====== EXTRACTED MATERIAL ======

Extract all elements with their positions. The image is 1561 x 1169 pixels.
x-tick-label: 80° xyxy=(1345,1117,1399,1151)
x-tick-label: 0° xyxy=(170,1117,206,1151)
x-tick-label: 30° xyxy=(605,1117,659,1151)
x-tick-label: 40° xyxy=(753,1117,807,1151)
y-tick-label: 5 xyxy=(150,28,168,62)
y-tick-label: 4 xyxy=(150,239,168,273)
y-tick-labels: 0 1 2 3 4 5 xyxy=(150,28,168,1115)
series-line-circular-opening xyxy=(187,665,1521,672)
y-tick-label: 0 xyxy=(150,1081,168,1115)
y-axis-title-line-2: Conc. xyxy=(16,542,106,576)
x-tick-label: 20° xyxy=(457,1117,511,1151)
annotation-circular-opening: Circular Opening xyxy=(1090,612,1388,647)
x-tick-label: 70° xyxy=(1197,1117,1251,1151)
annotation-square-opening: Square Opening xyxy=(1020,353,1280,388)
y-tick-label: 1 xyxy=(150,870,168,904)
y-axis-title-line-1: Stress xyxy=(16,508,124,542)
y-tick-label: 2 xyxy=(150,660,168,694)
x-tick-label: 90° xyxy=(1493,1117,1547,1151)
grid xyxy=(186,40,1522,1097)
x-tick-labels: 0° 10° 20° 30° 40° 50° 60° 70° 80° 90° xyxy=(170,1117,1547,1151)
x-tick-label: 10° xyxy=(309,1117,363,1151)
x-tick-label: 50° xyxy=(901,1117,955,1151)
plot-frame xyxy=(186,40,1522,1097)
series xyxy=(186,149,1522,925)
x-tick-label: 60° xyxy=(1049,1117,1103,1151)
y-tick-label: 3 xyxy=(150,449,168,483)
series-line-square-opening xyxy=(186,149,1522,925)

======
====== EXTRACTED MATERIAL ======

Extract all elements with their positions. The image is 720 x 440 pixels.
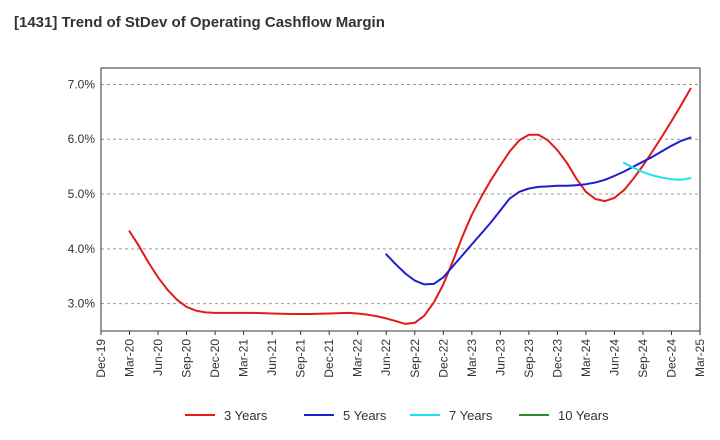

======

● **AIM OF THE TASK**:
Put the lines of the listing above, from the one containing "Extract all elements with their positions. The image is 1561" through the one containing "series-line-circular-opening xyxy=(187,665,1521,672)", into a Markdown table with the columns Row and Line, skipping blank lines.

● **SOLUTION TO THIS TASK**:
| Row | Line |
|---|---|
| 1 | Extract all elements with their positions. The image is 1561 x 1169 pixels. |
| 2 | x-tick-label: 80° xyxy=(1345,1117,1399,1151) |
| 3 | x-tick-label: 0° xyxy=(170,1117,206,1151) |
| 4 | x-tick-label: 30° xyxy=(605,1117,659,1151) |
| 5 | x-tick-label: 40° xyxy=(753,1117,807,1151) |
| 6 | y-tick-label: 5 xyxy=(150,28,168,62) |
| 7 | y-tick-label: 4 xyxy=(150,239,168,273) |
| 8 | y-tick-labels: 0 1 2 3 4 5 xyxy=(150,28,168,1115) |
| 9 | series-line-circular-opening xyxy=(187,665,1521,672) |